● **Extracted information**:
■ ■ ■ ■ ■ ■ ■

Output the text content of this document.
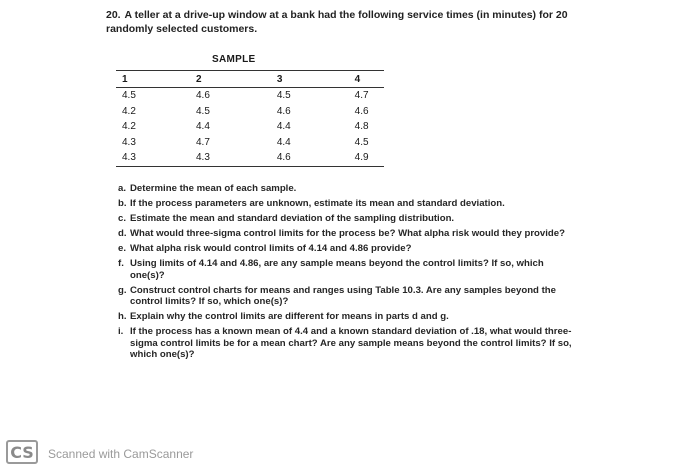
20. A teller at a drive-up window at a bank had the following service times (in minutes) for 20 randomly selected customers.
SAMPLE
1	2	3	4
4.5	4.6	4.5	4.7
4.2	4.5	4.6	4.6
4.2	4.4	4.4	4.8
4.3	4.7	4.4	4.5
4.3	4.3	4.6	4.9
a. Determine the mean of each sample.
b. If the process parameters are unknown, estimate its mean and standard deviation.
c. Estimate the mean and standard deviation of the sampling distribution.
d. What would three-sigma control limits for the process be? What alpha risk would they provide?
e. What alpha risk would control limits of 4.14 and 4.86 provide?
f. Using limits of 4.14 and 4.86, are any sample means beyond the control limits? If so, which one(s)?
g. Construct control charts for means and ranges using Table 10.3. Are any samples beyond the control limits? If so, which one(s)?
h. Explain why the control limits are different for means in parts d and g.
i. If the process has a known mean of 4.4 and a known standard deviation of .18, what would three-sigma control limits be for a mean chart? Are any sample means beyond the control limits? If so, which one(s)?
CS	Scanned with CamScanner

■ ■ ■ ■ ■ ■ ■

● **Exercise prompt**:
Verbatim reproduction of every record is required; images are left out.

● **Task solution**:
Output the text content of this document.
20. A teller at a drive-up window at a bank had the following service times (in minutes) for 20 randomly selected customers.
SAMPLE
1	2	3	4
4.5	4.6	4.5	4.7
4.2	4.5	4.6	4.6
4.2	4.4	4.4	4.8
4.3	4.7	4.4	4.5
4.3	4.3	4.6	4.9
a. Determine the mean of each sample.
b. If the process parameters are unknown, estimate its mean and standard deviation.
c. Estimate the mean and standard deviation of the sampling distribution.
d. What would three-sigma control limits for the process be? What alpha risk would they provide?
e. What alpha risk would control limits of 4.14 and 4.86 provide?
f. Using limits of 4.14 and 4.86, are any sample means beyond the control limits? If so, which one(s)?
g. Construct control charts for means and ranges using Table 10.3. Are any samples beyond the control limits? If so, which one(s)?
h. Explain why the control limits are different for means in parts d and g.
i. If the process has a known mean of 4.4 and a known standard deviation of .18, what would three-sigma control limits be for a mean chart? Are any sample means beyond the control limits? If so, which one(s)?
CS	Scanned with CamScanner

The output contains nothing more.